Part of a data file:

::::

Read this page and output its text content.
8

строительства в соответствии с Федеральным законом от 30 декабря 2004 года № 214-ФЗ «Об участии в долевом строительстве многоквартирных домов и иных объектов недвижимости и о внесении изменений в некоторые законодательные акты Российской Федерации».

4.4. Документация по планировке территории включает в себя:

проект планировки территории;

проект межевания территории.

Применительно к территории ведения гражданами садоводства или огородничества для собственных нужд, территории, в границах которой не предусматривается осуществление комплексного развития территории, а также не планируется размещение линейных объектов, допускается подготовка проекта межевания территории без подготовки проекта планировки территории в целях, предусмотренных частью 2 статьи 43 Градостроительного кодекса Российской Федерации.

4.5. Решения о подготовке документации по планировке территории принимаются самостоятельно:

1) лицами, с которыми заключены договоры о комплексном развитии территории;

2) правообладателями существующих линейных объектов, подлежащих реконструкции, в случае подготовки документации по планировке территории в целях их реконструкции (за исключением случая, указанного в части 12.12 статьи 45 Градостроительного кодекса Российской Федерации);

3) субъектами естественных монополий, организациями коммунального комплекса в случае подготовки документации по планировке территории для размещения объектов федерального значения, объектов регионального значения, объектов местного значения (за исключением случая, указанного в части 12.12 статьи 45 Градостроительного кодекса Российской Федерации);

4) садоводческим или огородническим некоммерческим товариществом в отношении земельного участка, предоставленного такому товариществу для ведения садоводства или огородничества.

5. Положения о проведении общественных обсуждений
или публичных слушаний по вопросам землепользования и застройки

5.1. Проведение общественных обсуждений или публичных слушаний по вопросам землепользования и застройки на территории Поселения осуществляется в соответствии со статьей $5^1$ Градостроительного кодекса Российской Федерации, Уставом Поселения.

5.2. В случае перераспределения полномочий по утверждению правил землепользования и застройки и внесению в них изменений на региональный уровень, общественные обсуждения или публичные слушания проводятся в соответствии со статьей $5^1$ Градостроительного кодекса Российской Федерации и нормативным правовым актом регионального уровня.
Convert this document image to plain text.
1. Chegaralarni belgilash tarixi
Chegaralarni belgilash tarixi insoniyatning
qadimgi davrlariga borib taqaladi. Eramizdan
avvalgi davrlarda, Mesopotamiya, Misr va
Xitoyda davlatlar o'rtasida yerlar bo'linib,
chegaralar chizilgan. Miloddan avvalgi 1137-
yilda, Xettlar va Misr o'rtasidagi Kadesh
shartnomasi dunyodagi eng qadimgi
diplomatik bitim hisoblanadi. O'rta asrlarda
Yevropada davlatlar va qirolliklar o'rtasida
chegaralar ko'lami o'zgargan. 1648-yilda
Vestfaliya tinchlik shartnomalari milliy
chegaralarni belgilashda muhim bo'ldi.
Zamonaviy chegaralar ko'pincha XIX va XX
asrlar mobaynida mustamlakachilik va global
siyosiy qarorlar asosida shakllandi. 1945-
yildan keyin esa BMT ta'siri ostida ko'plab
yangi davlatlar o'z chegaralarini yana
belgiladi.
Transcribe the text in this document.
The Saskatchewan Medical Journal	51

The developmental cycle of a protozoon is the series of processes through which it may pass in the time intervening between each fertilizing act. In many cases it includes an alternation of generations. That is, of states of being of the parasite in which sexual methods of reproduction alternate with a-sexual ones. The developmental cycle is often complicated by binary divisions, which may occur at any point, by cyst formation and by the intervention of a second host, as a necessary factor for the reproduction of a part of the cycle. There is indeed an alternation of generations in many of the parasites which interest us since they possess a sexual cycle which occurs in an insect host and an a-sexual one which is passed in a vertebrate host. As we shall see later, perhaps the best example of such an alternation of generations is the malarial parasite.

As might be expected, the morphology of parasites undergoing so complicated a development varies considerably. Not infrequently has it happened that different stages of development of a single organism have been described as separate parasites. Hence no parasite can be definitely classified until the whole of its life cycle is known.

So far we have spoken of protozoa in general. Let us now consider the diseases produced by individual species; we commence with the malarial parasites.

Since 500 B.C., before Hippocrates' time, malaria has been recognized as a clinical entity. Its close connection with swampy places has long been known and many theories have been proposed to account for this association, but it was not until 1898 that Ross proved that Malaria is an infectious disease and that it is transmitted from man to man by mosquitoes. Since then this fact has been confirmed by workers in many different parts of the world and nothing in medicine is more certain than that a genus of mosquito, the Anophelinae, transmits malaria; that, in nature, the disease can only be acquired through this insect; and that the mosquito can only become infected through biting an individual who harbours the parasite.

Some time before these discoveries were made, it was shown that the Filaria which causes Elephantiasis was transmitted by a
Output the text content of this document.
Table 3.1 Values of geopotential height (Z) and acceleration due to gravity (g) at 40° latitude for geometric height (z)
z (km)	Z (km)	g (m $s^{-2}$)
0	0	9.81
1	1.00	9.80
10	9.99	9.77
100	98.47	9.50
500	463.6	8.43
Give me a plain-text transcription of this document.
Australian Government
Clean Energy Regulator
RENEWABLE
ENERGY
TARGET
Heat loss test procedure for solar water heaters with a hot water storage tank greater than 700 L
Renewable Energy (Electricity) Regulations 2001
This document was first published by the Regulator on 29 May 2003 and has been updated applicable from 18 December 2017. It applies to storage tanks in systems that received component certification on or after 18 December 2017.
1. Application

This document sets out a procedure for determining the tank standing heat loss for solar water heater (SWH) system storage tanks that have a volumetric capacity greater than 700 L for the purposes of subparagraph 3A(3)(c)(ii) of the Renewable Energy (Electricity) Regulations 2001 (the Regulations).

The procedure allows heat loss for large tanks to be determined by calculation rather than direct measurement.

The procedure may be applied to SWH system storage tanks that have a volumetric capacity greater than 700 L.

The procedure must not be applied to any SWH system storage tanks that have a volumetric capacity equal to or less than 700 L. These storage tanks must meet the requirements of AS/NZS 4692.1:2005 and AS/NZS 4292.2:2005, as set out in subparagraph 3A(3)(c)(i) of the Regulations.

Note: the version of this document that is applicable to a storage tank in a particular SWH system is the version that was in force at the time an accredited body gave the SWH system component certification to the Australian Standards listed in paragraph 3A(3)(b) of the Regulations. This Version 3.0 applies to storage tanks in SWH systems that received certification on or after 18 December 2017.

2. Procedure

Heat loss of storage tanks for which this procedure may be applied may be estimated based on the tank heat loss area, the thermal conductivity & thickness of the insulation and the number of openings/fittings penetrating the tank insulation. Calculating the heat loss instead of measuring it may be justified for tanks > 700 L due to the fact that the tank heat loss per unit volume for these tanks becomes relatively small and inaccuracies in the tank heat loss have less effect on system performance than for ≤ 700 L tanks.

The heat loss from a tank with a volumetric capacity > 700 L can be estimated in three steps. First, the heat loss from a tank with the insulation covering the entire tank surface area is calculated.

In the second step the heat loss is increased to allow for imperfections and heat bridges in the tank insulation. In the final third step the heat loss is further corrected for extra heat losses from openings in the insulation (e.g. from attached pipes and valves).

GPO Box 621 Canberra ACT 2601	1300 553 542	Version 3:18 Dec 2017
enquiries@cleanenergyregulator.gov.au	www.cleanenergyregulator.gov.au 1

::::

Instructions to follow
Print the material once more, exactly.

Answer for this exercise
Read this page and output its text content.
8

строительства в соответствии с Федеральным законом от 30 декабря 2004 года № 214-ФЗ «Об участии в долевом строительстве многоквартирных домов и иных объектов недвижимости и о внесении изменений в некоторые законодательные акты Российской Федерации».

4.4. Документация по планировке территории включает в себя:

проект планировки территории;

проект межевания территории.

Применительно к территории ведения гражданами садоводства или огородничества для собственных нужд, территории, в границах которой не предусматривается осуществление комплексного развития территории, а также не планируется размещение линейных объектов, допускается подготовка проекта межевания территории без подготовки проекта планировки территории в целях, предусмотренных частью 2 статьи 43 Градостроительного кодекса Российской Федерации.

4.5. Решения о подготовке документации по планировке территории принимаются самостоятельно:

1) лицами, с которыми заключены договоры о комплексном развитии территории;

2) правообладателями существующих линейных объектов, подлежащих реконструкции, в случае подготовки документации по планировке территории в целях их реконструкции (за исключением случая, указанного в части 12.12 статьи 45 Градостроительного кодекса Российской Федерации);

3) субъектами естественных монополий, организациями коммунального комплекса в случае подготовки документации по планировке территории для размещения объектов федерального значения, объектов регионального значения, объектов местного значения (за исключением случая, указанного в части 12.12 статьи 45 Градостроительного кодекса Российской Федерации);

4) садоводческим или огородническим некоммерческим товариществом в отношении земельного участка, предоставленного такому товариществу для ведения садоводства или огородничества.

5. Положения о проведении общественных обсуждений
или публичных слушаний по вопросам землепользования и застройки

5.1. Проведение общественных обсуждений или публичных слушаний по вопросам землепользования и застройки на территории Поселения осуществляется в соответствии со статьей $5^1$ Градостроительного кодекса Российской Федерации, Уставом Поселения.

5.2. В случае перераспределения полномочий по утверждению правил землепользования и застройки и внесению в них изменений на региональный уровень, общественные обсуждения или публичные слушания проводятся в соответствии со статьей $5^1$ Градостроительного кодекса Российской Федерации и нормативным правовым актом регионального уровня.
Convert this document image to plain text.
1. Chegaralarni belgilash tarixi
Chegaralarni belgilash tarixi insoniyatning
qadimgi davrlariga borib taqaladi. Eramizdan
avvalgi davrlarda, Mesopotamiya, Misr va
Xitoyda davlatlar o'rtasida yerlar bo'linib,
chegaralar chizilgan. Miloddan avvalgi 1137-
yilda, Xettlar va Misr o'rtasidagi Kadesh
shartnomasi dunyodagi eng qadimgi
diplomatik bitim hisoblanadi. O'rta asrlarda
Yevropada davlatlar va qirolliklar o'rtasida
chegaralar ko'lami o'zgargan. 1648-yilda
Vestfaliya tinchlik shartnomalari milliy
chegaralarni belgilashda muhim bo'ldi.
Zamonaviy chegaralar ko'pincha XIX va XX
asrlar mobaynida mustamlakachilik va global
siyosiy qarorlar asosida shakllandi. 1945-
yildan keyin esa BMT ta'siri ostida ko'plab
yangi davlatlar o'z chegaralarini yana
belgiladi.
Transcribe the text in this document.
The Saskatchewan Medical Journal	51

The developmental cycle of a protozoon is the series of processes through which it may pass in the time intervening between each fertilizing act. In many cases it includes an alternation of generations. That is, of states of being of the parasite in which sexual methods of reproduction alternate with a-sexual ones. The developmental cycle is often complicated by binary divisions, which may occur at any point, by cyst formation and by the intervention of a second host, as a necessary factor for the reproduction of a part of the cycle. There is indeed an alternation of generations in many of the parasites which interest us since they possess a sexual cycle which occurs in an insect host and an a-sexual one which is passed in a vertebrate host. As we shall see later, perhaps the best example of such an alternation of generations is the malarial parasite.

As might be expected, the morphology of parasites undergoing so complicated a development varies considerably. Not infrequently has it happened that different stages of development of a single organism have been described as separate parasites. Hence no parasite can be definitely classified until the whole of its life cycle is known.

So far we have spoken of protozoa in general. Let us now consider the diseases produced by individual species; we commence with the malarial parasites.

Since 500 B.C., before Hippocrates' time, malaria has been recognized as a clinical entity. Its close connection with swampy places has long been known and many theories have been proposed to account for this association, but it was not until 1898 that Ross proved that Malaria is an infectious disease and that it is transmitted from man to man by mosquitoes. Since then this fact has been confirmed by workers in many different parts of the world and nothing in medicine is more certain than that a genus of mosquito, the Anophelinae, transmits malaria; that, in nature, the disease can only be acquired through this insect; and that the mosquito can only become infected through biting an individual who harbours the parasite.

Some time before these discoveries were made, it was shown that the Filaria which causes Elephantiasis was transmitted by a
Output the text content of this document.
Table 3.1 Values of geopotential height (Z) and acceleration due to gravity (g) at 40° latitude for geometric height (z)
z (km)	Z (km)	g (m $s^{-2}$)
0	0	9.81
1	1.00	9.80
10	9.99	9.77
100	98.47	9.50
500	463.6	8.43
Give me a plain-text transcription of this document.
Australian Government
Clean Energy Regulator
RENEWABLE
ENERGY
TARGET
Heat loss test procedure for solar water heaters with a hot water storage tank greater than 700 L
Renewable Energy (Electricity) Regulations 2001
This document was first published by the Regulator on 29 May 2003 and has been updated applicable from 18 December 2017. It applies to storage tanks in systems that received component certification on or after 18 December 2017.
1. Application

This document sets out a procedure for determining the tank standing heat loss for solar water heater (SWH) system storage tanks that have a volumetric capacity greater than 700 L for the purposes of subparagraph 3A(3)(c)(ii) of the Renewable Energy (Electricity) Regulations 2001 (the Regulations).

The procedure allows heat loss for large tanks to be determined by calculation rather than direct measurement.

The procedure may be applied to SWH system storage tanks that have a volumetric capacity greater than 700 L.

The procedure must not be applied to any SWH system storage tanks that have a volumetric capacity equal to or less than 700 L. These storage tanks must meet the requirements of AS/NZS 4692.1:2005 and AS/NZS 4292.2:2005, as set out in subparagraph 3A(3)(c)(i) of the Regulations.

Note: the version of this document that is applicable to a storage tank in a particular SWH system is the version that was in force at the time an accredited body gave the SWH system component certification to the Australian Standards listed in paragraph 3A(3)(b) of the Regulations. This Version 3.0 applies to storage tanks in SWH systems that received certification on or after 18 December 2017.

2. Procedure

Heat loss of storage tanks for which this procedure may be applied may be estimated based on the tank heat loss area, the thermal conductivity & thickness of the insulation and the number of openings/fittings penetrating the tank insulation. Calculating the heat loss instead of measuring it may be justified for tanks > 700 L due to the fact that the tank heat loss per unit volume for these tanks becomes relatively small and inaccuracies in the tank heat loss have less effect on system performance than for ≤ 700 L tanks.

The heat loss from a tank with a volumetric capacity > 700 L can be estimated in three steps. First, the heat loss from a tank with the insulation covering the entire tank surface area is calculated.

In the second step the heat loss is increased to allow for imperfections and heat bridges in the tank insulation. In the final third step the heat loss is further corrected for extra heat losses from openings in the insulation (e.g. from attached pipes and valves).

GPO Box 621 Canberra ACT 2601	1300 553 542	Version 3:18 Dec 2017
enquiries@cleanenergyregulator.gov.au	www.cleanenergyregulator.gov.au 1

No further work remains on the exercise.